Stated exercise ::
Copy the lines below word for word, and leave out any picture.
-- start of Data to process --
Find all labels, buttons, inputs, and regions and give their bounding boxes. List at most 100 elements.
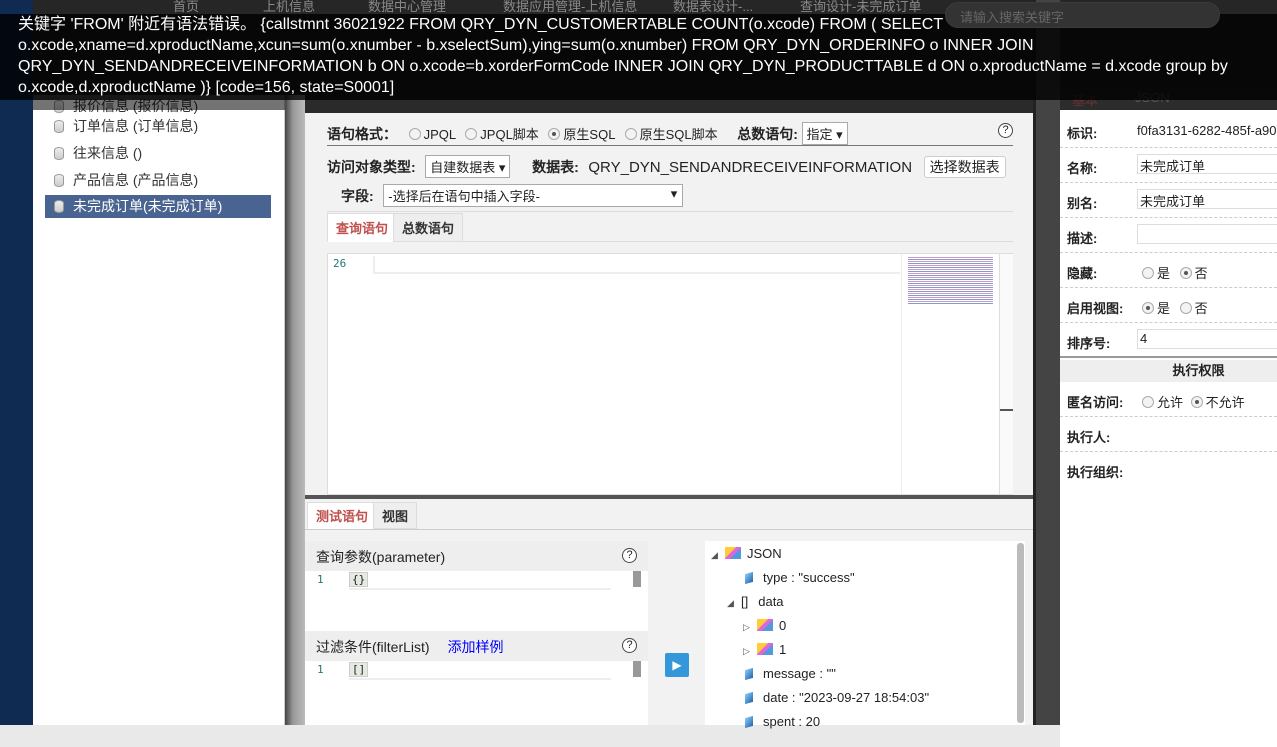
tab-machine-info[interactable]: 上机信息	[263, 0, 315, 14]
prop-exec-org: 执行组织:	[1067, 465, 1124, 480]
database-icon	[54, 200, 64, 213]
tab-data-center[interactable]: 数据中心管理	[368, 0, 446, 14]
field-select[interactable]: -选择后在语句中插入字段- ▾	[383, 184, 684, 207]
tab-home[interactable]: 首页	[173, 0, 199, 14]
tree-node[interactable]: date : "2023-09-27 18:54:03"	[745, 690, 929, 705]
prop-executor: 执行人:	[1060, 417, 1277, 452]
list-item[interactable]: 订单信息 (订单信息)	[45, 115, 271, 138]
filter-editor[interactable]: []	[349, 661, 611, 680]
count-select[interactable]: 指定 ▾	[801, 122, 848, 145]
tab-test-statement[interactable]: 测试语句	[307, 502, 378, 529]
access-select[interactable]: 自建数据表 ▾	[425, 155, 511, 178]
tab-query-statement[interactable]: 查询语句	[327, 213, 398, 242]
run-button[interactable]: ▶	[665, 653, 689, 677]
param-editor[interactable]: {}	[349, 571, 611, 590]
scrollbar[interactable]	[1017, 543, 1024, 723]
radio-view-no[interactable]: 否	[1179, 301, 1208, 316]
section-exec-permission: 执行权限	[1060, 360, 1277, 382]
prop-order: 排序号: 4	[1060, 323, 1277, 358]
divider	[305, 495, 1033, 499]
choose-table-button[interactable]: 选择数据表	[923, 156, 1006, 178]
radio-hidden-no[interactable]: 否	[1179, 266, 1208, 281]
database-icon	[54, 174, 64, 187]
splitter[interactable]	[1033, 0, 1060, 725]
prop-name: 名称: 未完成订单	[1060, 148, 1277, 183]
radio-allow[interactable]: 允许	[1142, 395, 1183, 410]
prop-alias: 别名: 未完成订单	[1060, 183, 1277, 218]
tree-node[interactable]: message : ""	[745, 666, 836, 681]
count-label: 总数语句:	[737, 126, 798, 142]
name-input[interactable]: 未完成订单	[1137, 154, 1277, 174]
tree-node-root[interactable]: ◢ JSON	[711, 546, 782, 561]
scrollbar[interactable]	[633, 571, 641, 587]
prop-anon: 匿名访问: 允许 不允许	[1060, 382, 1277, 417]
database-icon	[54, 120, 64, 133]
current-line	[373, 256, 900, 274]
help-icon[interactable]: ?	[998, 123, 1013, 138]
sql-editor[interactable]: 26	[327, 253, 1013, 495]
radio-jpql[interactable]: JPQL	[408, 127, 456, 142]
object-icon	[757, 619, 773, 631]
scrollbar[interactable]	[999, 254, 1013, 494]
value-icon	[745, 691, 753, 705]
prop-hidden: 隐藏: 是 否	[1060, 253, 1277, 288]
param-title: 查询参数(parameter)	[316, 549, 446, 565]
field-label: 字段:	[341, 188, 374, 204]
object-icon	[725, 547, 741, 559]
list-item[interactable]: 往来信息 ()	[45, 142, 271, 165]
tab-data-app[interactable]: 数据应用管理-上机信息	[503, 0, 637, 14]
description-input[interactable]	[1137, 224, 1277, 244]
prop-id: 标识: f0fa3131-6282-485f-a90	[1060, 113, 1277, 148]
tab-view[interactable]: 视图	[373, 502, 418, 529]
app-sidebar	[0, 0, 33, 725]
radio-native-sql-script[interactable]: 原生SQL脚本	[624, 127, 718, 142]
tab-count-statement[interactable]: 总数语句	[393, 213, 464, 242]
order-input[interactable]: 4	[1137, 329, 1277, 349]
value-icon	[745, 571, 753, 585]
splitter[interactable]	[285, 95, 305, 725]
add-sample-link[interactable]: 添加样例	[448, 639, 504, 655]
line-number: 26	[333, 257, 347, 270]
format-row: 语句格式： JPQL JPQL脚本 原生SQL 原生SQL脚本 总数语句: 指定…	[327, 122, 1013, 146]
list-item-label: 往来信息 ()	[73, 145, 143, 161]
tab-table-design[interactable]: 数据表设计-...	[673, 0, 753, 14]
tree-node[interactable]: spent : 20	[745, 714, 820, 729]
radio-deny[interactable]: 不允许	[1190, 395, 1245, 410]
tab-query-design[interactable]: 查询设计-未完成订单	[800, 0, 921, 14]
result-tree: ◢ JSON type : "success" ◢[] data ▷ 0 ▷ 1 mes…	[705, 541, 1025, 729]
list-item-label: 未完成订单(未完成订单)	[73, 198, 223, 214]
tree-node[interactable]: ▷ 0	[743, 618, 786, 633]
field-row: 字段: -选择后在语句中插入字段- ▾	[341, 184, 684, 207]
table-list: 报价信息 (报价信息) 订单信息 (订单信息) 往来信息 () 产品信息 (产品…	[33, 95, 285, 725]
tree-node[interactable]: type : "success"	[745, 570, 855, 585]
minimap[interactable]	[901, 254, 999, 494]
line-number: 1	[317, 663, 324, 676]
help-icon[interactable]: ?	[622, 638, 637, 653]
scrollbar[interactable]	[633, 661, 641, 677]
alias-input[interactable]: 未完成订单	[1137, 189, 1277, 209]
list-item[interactable]: 产品信息 (产品信息)	[45, 169, 271, 192]
test-tabs: 测试语句 视图	[305, 500, 1033, 530]
radio-view-yes[interactable]: 是	[1142, 301, 1170, 316]
object-icon	[757, 643, 773, 655]
list-item-label: 订单信息 (订单信息)	[73, 118, 199, 134]
help-icon[interactable]: ?	[622, 548, 637, 563]
array-icon: []	[741, 594, 749, 609]
editor-tabs: 查询语句 总数语句	[327, 211, 1013, 242]
tree-node[interactable]: ◢[] data	[727, 594, 784, 609]
list-item-label: 产品信息 (产品信息)	[73, 172, 199, 188]
access-row: 访问对象类型: 自建数据表 ▾ 数据表: QRY_DYN_SENDANDRECE…	[327, 155, 1006, 178]
table-label: 数据表:	[532, 159, 579, 175]
format-label: 语句格式：	[327, 126, 397, 142]
tree-node[interactable]: ▷ 1	[743, 642, 786, 657]
radio-jpql-script[interactable]: JPQL脚本	[465, 127, 539, 142]
radio-native-sql[interactable]: 原生SQL	[548, 127, 615, 142]
line-number: 1	[317, 573, 324, 586]
param-panel: 查询参数(parameter)? 1 {} 过滤条件(filterList) 添加…	[305, 541, 648, 725]
prop-desc: 描述:	[1060, 218, 1277, 253]
database-icon	[54, 147, 64, 160]
radio-hidden-yes[interactable]: 是	[1142, 266, 1170, 281]
search-input[interactable]: 请输入搜索关键字	[945, 2, 1220, 28]
list-item-selected[interactable]: 未完成订单(未完成订单)	[45, 195, 271, 218]
property-panel: 标识: f0fa3131-6282-485f-a90 名称: 未完成订单 别名: 未完…	[1060, 110, 1277, 747]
-- end of Data to process --
Answer below ::
Find all labels, buttons, inputs, and regions and give their bounding boxes. List at most 100 elements.
tab-machine-info[interactable]: 上机信息	[263, 0, 315, 14]
prop-exec-org: 执行组织:	[1067, 465, 1124, 480]
database-icon	[54, 200, 64, 213]
tab-data-center[interactable]: 数据中心管理	[368, 0, 446, 14]
field-select[interactable]: -选择后在语句中插入字段- ▾	[383, 184, 684, 207]
tab-home[interactable]: 首页	[173, 0, 199, 14]
tree-node[interactable]: date : "2023-09-27 18:54:03"	[745, 690, 929, 705]
prop-executor: 执行人:	[1060, 417, 1277, 452]
list-item[interactable]: 订单信息 (订单信息)	[45, 115, 271, 138]
filter-editor[interactable]: []	[349, 661, 611, 680]
count-select[interactable]: 指定 ▾	[801, 122, 848, 145]
tab-test-statement[interactable]: 测试语句	[307, 502, 378, 529]
access-select[interactable]: 自建数据表 ▾	[425, 155, 511, 178]
tab-query-statement[interactable]: 查询语句	[327, 213, 398, 242]
run-button[interactable]: ▶	[665, 653, 689, 677]
param-editor[interactable]: {}	[349, 571, 611, 590]
scrollbar[interactable]	[1017, 543, 1024, 723]
radio-view-no[interactable]: 否	[1179, 301, 1208, 316]
section-exec-permission: 执行权限	[1060, 360, 1277, 382]
prop-order: 排序号: 4	[1060, 323, 1277, 358]
divider	[305, 495, 1033, 499]
choose-table-button[interactable]: 选择数据表	[923, 156, 1006, 178]
radio-hidden-no[interactable]: 否	[1179, 266, 1208, 281]
database-icon	[54, 174, 64, 187]
splitter[interactable]	[1033, 0, 1060, 725]
prop-name: 名称: 未完成订单	[1060, 148, 1277, 183]
radio-allow[interactable]: 允许	[1142, 395, 1183, 410]
prop-alias: 别名: 未完成订单	[1060, 183, 1277, 218]
tree-node[interactable]: message : ""	[745, 666, 836, 681]
count-label: 总数语句:	[737, 126, 798, 142]
name-input[interactable]: 未完成订单	[1137, 154, 1277, 174]
tree-node-root[interactable]: ◢ JSON	[711, 546, 782, 561]
scrollbar[interactable]	[633, 571, 641, 587]
prop-anon: 匿名访问: 允许 不允许	[1060, 382, 1277, 417]
database-icon	[54, 120, 64, 133]
current-line	[373, 256, 900, 274]
help-icon[interactable]: ?	[998, 123, 1013, 138]
sql-editor[interactable]: 26	[327, 253, 1013, 495]
radio-jpql[interactable]: JPQL	[408, 127, 456, 142]
object-icon	[757, 619, 773, 631]
scrollbar[interactable]	[999, 254, 1013, 494]
value-icon	[745, 691, 753, 705]
prop-hidden: 隐藏: 是 否	[1060, 253, 1277, 288]
param-title: 查询参数(parameter)	[316, 549, 446, 565]
field-label: 字段:	[341, 188, 374, 204]
object-icon	[725, 547, 741, 559]
list-item[interactable]: 往来信息 ()	[45, 142, 271, 165]
tab-data-app[interactable]: 数据应用管理-上机信息	[503, 0, 637, 14]
description-input[interactable]	[1137, 224, 1277, 244]
prop-id: 标识: f0fa3131-6282-485f-a90	[1060, 113, 1277, 148]
tab-view[interactable]: 视图	[373, 502, 418, 529]
app-sidebar	[0, 0, 33, 725]
radio-native-sql-script[interactable]: 原生SQL脚本	[624, 127, 718, 142]
tab-count-statement[interactable]: 总数语句	[393, 213, 464, 242]
order-input[interactable]: 4	[1137, 329, 1277, 349]
value-icon	[745, 571, 753, 585]
splitter[interactable]	[285, 95, 305, 725]
add-sample-link[interactable]: 添加样例	[448, 639, 504, 655]
line-number: 26	[333, 257, 347, 270]
format-row: 语句格式： JPQL JPQL脚本 原生SQL 原生SQL脚本 总数语句: 指定…	[327, 122, 1013, 146]
list-item-label: 往来信息 ()	[73, 145, 143, 161]
tab-table-design[interactable]: 数据表设计-...	[673, 0, 753, 14]
tree-node[interactable]: spent : 20	[745, 714, 820, 729]
radio-deny[interactable]: 不允许	[1190, 395, 1245, 410]
tab-query-design[interactable]: 查询设计-未完成订单	[800, 0, 921, 14]
result-tree: ◢ JSON type : "success" ◢[] data ▷ 0 ▷ 1 mes…	[705, 541, 1025, 729]
list-item-label: 未完成订单(未完成订单)	[73, 198, 223, 214]
tree-node[interactable]: ▷ 0	[743, 618, 786, 633]
field-row: 字段: -选择后在语句中插入字段- ▾	[341, 184, 684, 207]
table-list: 报价信息 (报价信息) 订单信息 (订单信息) 往来信息 () 产品信息 (产品…	[33, 95, 285, 725]
tree-node[interactable]: type : "success"	[745, 570, 855, 585]
minimap[interactable]	[901, 254, 999, 494]
line-number: 1	[317, 663, 324, 676]
help-icon[interactable]: ?	[622, 638, 637, 653]
scrollbar[interactable]	[633, 661, 641, 677]
alias-input[interactable]: 未完成订单	[1137, 189, 1277, 209]
list-item[interactable]: 产品信息 (产品信息)	[45, 169, 271, 192]
test-tabs: 测试语句 视图	[305, 500, 1033, 530]
radio-view-yes[interactable]: 是	[1142, 301, 1170, 316]
object-icon	[757, 643, 773, 655]
list-item-label: 订单信息 (订单信息)	[73, 118, 199, 134]
help-icon[interactable]: ?	[622, 548, 637, 563]
array-icon: []	[741, 594, 749, 609]
editor-tabs: 查询语句 总数语句	[327, 211, 1013, 242]
tree-node[interactable]: ◢[] data	[727, 594, 784, 609]
list-item-label: 产品信息 (产品信息)	[73, 172, 199, 188]
access-row: 访问对象类型: 自建数据表 ▾ 数据表: QRY_DYN_SENDANDRECE…	[327, 155, 1006, 178]
table-label: 数据表:	[532, 159, 579, 175]
format-label: 语句格式：	[327, 126, 397, 142]
tree-node[interactable]: ▷ 1	[743, 642, 786, 657]
radio-jpql-script[interactable]: JPQL脚本	[465, 127, 539, 142]
radio-native-sql[interactable]: 原生SQL	[548, 127, 615, 142]
line-number: 1	[317, 573, 324, 586]
param-panel: 查询参数(parameter)? 1 {} 过滤条件(filterList) 添加…	[305, 541, 648, 725]
prop-desc: 描述:	[1060, 218, 1277, 253]
database-icon	[54, 147, 64, 160]
radio-hidden-yes[interactable]: 是	[1142, 266, 1170, 281]
search-input[interactable]: 请输入搜索关键字	[945, 2, 1220, 28]
list-item-selected[interactable]: 未完成订单(未完成订单)	[45, 195, 271, 218]
property-panel: 标识: f0fa3131-6282-485f-a90 名称: 未完成订单 别名: 未完…	[1060, 110, 1277, 747]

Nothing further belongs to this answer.